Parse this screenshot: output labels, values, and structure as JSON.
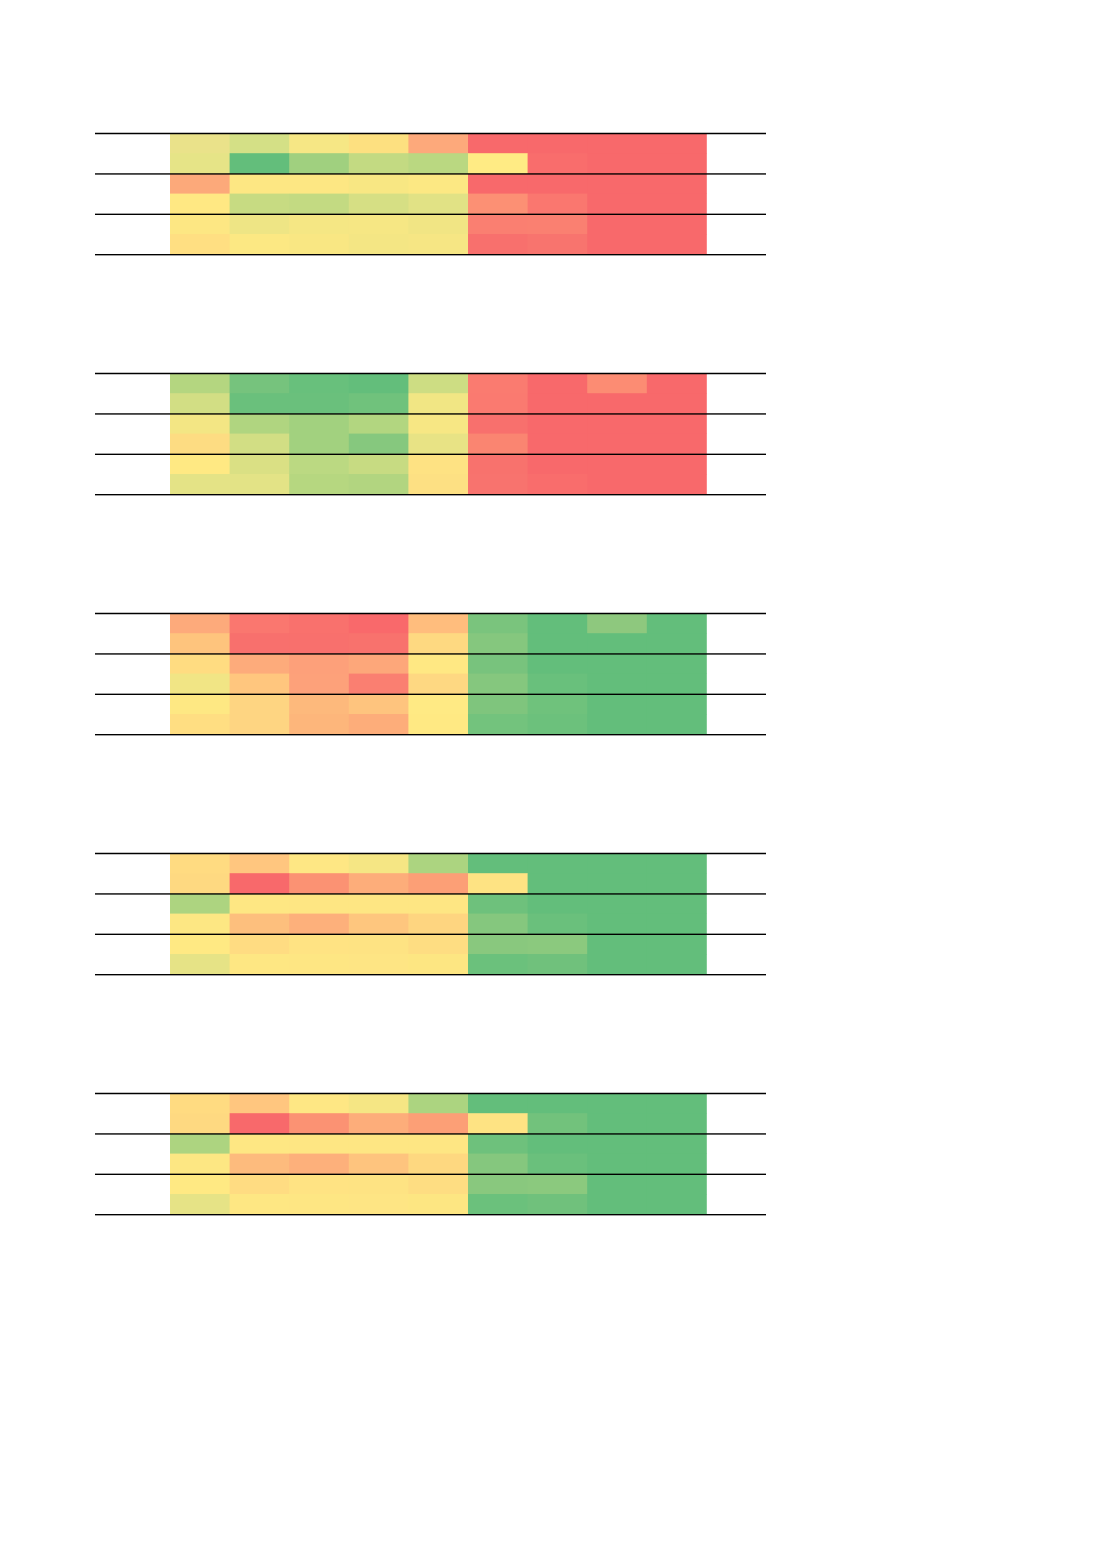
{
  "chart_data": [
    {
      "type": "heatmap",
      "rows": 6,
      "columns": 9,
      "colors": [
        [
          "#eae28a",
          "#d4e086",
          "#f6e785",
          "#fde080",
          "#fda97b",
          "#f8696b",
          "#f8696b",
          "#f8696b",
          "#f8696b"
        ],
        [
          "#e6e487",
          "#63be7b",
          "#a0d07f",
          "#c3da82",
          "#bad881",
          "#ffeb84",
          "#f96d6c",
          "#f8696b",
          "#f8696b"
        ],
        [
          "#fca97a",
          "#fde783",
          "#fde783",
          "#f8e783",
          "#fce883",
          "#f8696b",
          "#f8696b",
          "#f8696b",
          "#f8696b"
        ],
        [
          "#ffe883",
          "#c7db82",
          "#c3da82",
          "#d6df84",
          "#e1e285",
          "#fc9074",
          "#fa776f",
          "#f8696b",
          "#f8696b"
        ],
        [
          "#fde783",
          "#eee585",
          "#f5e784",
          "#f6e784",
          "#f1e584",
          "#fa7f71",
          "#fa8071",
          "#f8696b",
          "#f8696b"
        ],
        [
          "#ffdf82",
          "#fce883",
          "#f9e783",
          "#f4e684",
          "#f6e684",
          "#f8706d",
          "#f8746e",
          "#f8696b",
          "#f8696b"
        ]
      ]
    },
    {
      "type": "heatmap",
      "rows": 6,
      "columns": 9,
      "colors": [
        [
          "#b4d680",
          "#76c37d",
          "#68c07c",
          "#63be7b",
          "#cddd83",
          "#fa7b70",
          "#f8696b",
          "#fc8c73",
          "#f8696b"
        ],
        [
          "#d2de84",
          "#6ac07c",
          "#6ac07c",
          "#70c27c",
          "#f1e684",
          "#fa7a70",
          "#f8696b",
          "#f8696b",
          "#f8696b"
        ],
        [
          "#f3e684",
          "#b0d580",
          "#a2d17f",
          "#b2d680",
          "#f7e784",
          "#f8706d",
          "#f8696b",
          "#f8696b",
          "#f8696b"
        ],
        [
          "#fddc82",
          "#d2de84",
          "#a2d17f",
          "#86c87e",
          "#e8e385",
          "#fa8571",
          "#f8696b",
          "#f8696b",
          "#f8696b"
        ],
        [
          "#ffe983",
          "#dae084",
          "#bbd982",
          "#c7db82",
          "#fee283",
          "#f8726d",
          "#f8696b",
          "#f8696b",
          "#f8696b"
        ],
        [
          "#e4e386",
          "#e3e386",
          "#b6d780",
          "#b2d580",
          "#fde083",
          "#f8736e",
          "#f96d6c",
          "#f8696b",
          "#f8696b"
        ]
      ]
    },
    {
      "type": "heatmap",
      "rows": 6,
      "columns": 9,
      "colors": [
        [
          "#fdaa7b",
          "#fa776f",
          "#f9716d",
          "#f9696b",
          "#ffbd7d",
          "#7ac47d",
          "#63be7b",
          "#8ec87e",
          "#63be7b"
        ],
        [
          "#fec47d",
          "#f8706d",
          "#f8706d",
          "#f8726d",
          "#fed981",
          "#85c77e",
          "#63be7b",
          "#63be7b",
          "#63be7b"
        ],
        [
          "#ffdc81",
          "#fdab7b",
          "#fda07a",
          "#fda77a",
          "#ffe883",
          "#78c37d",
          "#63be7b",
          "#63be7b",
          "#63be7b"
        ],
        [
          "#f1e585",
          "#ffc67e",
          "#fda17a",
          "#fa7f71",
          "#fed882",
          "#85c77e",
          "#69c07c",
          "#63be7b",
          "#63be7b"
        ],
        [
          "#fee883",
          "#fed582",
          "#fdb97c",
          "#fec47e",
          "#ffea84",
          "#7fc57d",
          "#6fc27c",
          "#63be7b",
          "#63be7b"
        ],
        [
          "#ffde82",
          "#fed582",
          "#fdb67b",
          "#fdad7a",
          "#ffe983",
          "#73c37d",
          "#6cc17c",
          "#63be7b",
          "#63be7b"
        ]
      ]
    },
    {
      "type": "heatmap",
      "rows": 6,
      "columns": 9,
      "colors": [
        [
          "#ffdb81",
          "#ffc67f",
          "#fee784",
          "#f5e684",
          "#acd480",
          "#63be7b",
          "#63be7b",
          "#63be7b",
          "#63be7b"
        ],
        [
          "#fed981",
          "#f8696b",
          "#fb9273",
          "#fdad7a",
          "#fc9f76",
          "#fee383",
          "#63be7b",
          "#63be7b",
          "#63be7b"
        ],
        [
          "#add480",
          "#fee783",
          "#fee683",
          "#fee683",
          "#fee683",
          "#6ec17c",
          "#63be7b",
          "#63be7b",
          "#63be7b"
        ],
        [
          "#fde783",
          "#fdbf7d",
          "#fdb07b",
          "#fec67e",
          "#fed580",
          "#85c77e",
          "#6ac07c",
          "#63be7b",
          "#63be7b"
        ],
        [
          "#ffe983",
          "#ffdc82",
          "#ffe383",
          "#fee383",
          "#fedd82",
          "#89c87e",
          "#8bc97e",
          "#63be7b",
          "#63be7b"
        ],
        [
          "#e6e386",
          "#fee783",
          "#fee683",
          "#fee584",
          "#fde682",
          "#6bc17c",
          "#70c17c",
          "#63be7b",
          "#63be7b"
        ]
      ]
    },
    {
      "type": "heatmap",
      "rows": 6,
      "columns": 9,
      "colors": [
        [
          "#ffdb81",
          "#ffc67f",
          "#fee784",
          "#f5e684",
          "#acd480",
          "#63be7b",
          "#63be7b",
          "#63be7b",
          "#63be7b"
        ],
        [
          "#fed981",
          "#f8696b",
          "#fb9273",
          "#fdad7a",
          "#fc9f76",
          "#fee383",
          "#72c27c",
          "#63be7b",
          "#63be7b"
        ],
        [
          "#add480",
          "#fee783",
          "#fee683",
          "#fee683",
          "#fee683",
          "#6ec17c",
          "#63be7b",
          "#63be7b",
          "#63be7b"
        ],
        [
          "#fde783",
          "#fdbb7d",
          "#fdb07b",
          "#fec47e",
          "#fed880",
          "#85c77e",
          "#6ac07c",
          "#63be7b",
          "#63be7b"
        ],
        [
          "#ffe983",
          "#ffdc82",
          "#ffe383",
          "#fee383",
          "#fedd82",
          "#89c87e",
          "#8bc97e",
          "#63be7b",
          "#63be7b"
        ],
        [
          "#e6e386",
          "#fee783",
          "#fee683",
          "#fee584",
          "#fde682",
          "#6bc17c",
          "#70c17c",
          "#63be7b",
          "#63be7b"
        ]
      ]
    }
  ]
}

STATED EXERCISE.
Strip out the pictures and quote the remaining data word for word.

RESULT.
Parse this screenshot: output labels, values, and structure as JSON.
{
  "chart_data": [
    {
      "type": "heatmap",
      "rows": 6,
      "columns": 9,
      "colors": [
        [
          "#eae28a",
          "#d4e086",
          "#f6e785",
          "#fde080",
          "#fda97b",
          "#f8696b",
          "#f8696b",
          "#f8696b",
          "#f8696b"
        ],
        [
          "#e6e487",
          "#63be7b",
          "#a0d07f",
          "#c3da82",
          "#bad881",
          "#ffeb84",
          "#f96d6c",
          "#f8696b",
          "#f8696b"
        ],
        [
          "#fca97a",
          "#fde783",
          "#fde783",
          "#f8e783",
          "#fce883",
          "#f8696b",
          "#f8696b",
          "#f8696b",
          "#f8696b"
        ],
        [
          "#ffe883",
          "#c7db82",
          "#c3da82",
          "#d6df84",
          "#e1e285",
          "#fc9074",
          "#fa776f",
          "#f8696b",
          "#f8696b"
        ],
        [
          "#fde783",
          "#eee585",
          "#f5e784",
          "#f6e784",
          "#f1e584",
          "#fa7f71",
          "#fa8071",
          "#f8696b",
          "#f8696b"
        ],
        [
          "#ffdf82",
          "#fce883",
          "#f9e783",
          "#f4e684",
          "#f6e684",
          "#f8706d",
          "#f8746e",
          "#f8696b",
          "#f8696b"
        ]
      ]
    },
    {
      "type": "heatmap",
      "rows": 6,
      "columns": 9,
      "colors": [
        [
          "#b4d680",
          "#76c37d",
          "#68c07c",
          "#63be7b",
          "#cddd83",
          "#fa7b70",
          "#f8696b",
          "#fc8c73",
          "#f8696b"
        ],
        [
          "#d2de84",
          "#6ac07c",
          "#6ac07c",
          "#70c27c",
          "#f1e684",
          "#fa7a70",
          "#f8696b",
          "#f8696b",
          "#f8696b"
        ],
        [
          "#f3e684",
          "#b0d580",
          "#a2d17f",
          "#b2d680",
          "#f7e784",
          "#f8706d",
          "#f8696b",
          "#f8696b",
          "#f8696b"
        ],
        [
          "#fddc82",
          "#d2de84",
          "#a2d17f",
          "#86c87e",
          "#e8e385",
          "#fa8571",
          "#f8696b",
          "#f8696b",
          "#f8696b"
        ],
        [
          "#ffe983",
          "#dae084",
          "#bbd982",
          "#c7db82",
          "#fee283",
          "#f8726d",
          "#f8696b",
          "#f8696b",
          "#f8696b"
        ],
        [
          "#e4e386",
          "#e3e386",
          "#b6d780",
          "#b2d580",
          "#fde083",
          "#f8736e",
          "#f96d6c",
          "#f8696b",
          "#f8696b"
        ]
      ]
    },
    {
      "type": "heatmap",
      "rows": 6,
      "columns": 9,
      "colors": [
        [
          "#fdaa7b",
          "#fa776f",
          "#f9716d",
          "#f9696b",
          "#ffbd7d",
          "#7ac47d",
          "#63be7b",
          "#8ec87e",
          "#63be7b"
        ],
        [
          "#fec47d",
          "#f8706d",
          "#f8706d",
          "#f8726d",
          "#fed981",
          "#85c77e",
          "#63be7b",
          "#63be7b",
          "#63be7b"
        ],
        [
          "#ffdc81",
          "#fdab7b",
          "#fda07a",
          "#fda77a",
          "#ffe883",
          "#78c37d",
          "#63be7b",
          "#63be7b",
          "#63be7b"
        ],
        [
          "#f1e585",
          "#ffc67e",
          "#fda17a",
          "#fa7f71",
          "#fed882",
          "#85c77e",
          "#69c07c",
          "#63be7b",
          "#63be7b"
        ],
        [
          "#fee883",
          "#fed582",
          "#fdb97c",
          "#fec47e",
          "#ffea84",
          "#7fc57d",
          "#6fc27c",
          "#63be7b",
          "#63be7b"
        ],
        [
          "#ffde82",
          "#fed582",
          "#fdb67b",
          "#fdad7a",
          "#ffe983",
          "#73c37d",
          "#6cc17c",
          "#63be7b",
          "#63be7b"
        ]
      ]
    },
    {
      "type": "heatmap",
      "rows": 6,
      "columns": 9,
      "colors": [
        [
          "#ffdb81",
          "#ffc67f",
          "#fee784",
          "#f5e684",
          "#acd480",
          "#63be7b",
          "#63be7b",
          "#63be7b",
          "#63be7b"
        ],
        [
          "#fed981",
          "#f8696b",
          "#fb9273",
          "#fdad7a",
          "#fc9f76",
          "#fee383",
          "#63be7b",
          "#63be7b",
          "#63be7b"
        ],
        [
          "#add480",
          "#fee783",
          "#fee683",
          "#fee683",
          "#fee683",
          "#6ec17c",
          "#63be7b",
          "#63be7b",
          "#63be7b"
        ],
        [
          "#fde783",
          "#fdbf7d",
          "#fdb07b",
          "#fec67e",
          "#fed580",
          "#85c77e",
          "#6ac07c",
          "#63be7b",
          "#63be7b"
        ],
        [
          "#ffe983",
          "#ffdc82",
          "#ffe383",
          "#fee383",
          "#fedd82",
          "#89c87e",
          "#8bc97e",
          "#63be7b",
          "#63be7b"
        ],
        [
          "#e6e386",
          "#fee783",
          "#fee683",
          "#fee584",
          "#fde682",
          "#6bc17c",
          "#70c17c",
          "#63be7b",
          "#63be7b"
        ]
      ]
    },
    {
      "type": "heatmap",
      "rows": 6,
      "columns": 9,
      "colors": [
        [
          "#ffdb81",
          "#ffc67f",
          "#fee784",
          "#f5e684",
          "#acd480",
          "#63be7b",
          "#63be7b",
          "#63be7b",
          "#63be7b"
        ],
        [
          "#fed981",
          "#f8696b",
          "#fb9273",
          "#fdad7a",
          "#fc9f76",
          "#fee383",
          "#72c27c",
          "#63be7b",
          "#63be7b"
        ],
        [
          "#add480",
          "#fee783",
          "#fee683",
          "#fee683",
          "#fee683",
          "#6ec17c",
          "#63be7b",
          "#63be7b",
          "#63be7b"
        ],
        [
          "#fde783",
          "#fdbb7d",
          "#fdb07b",
          "#fec47e",
          "#fed880",
          "#85c77e",
          "#6ac07c",
          "#63be7b",
          "#63be7b"
        ],
        [
          "#ffe983",
          "#ffdc82",
          "#ffe383",
          "#fee383",
          "#fedd82",
          "#89c87e",
          "#8bc97e",
          "#63be7b",
          "#63be7b"
        ],
        [
          "#e6e386",
          "#fee783",
          "#fee683",
          "#fee584",
          "#fde682",
          "#6bc17c",
          "#70c17c",
          "#63be7b",
          "#63be7b"
        ]
      ]
    }
  ]
}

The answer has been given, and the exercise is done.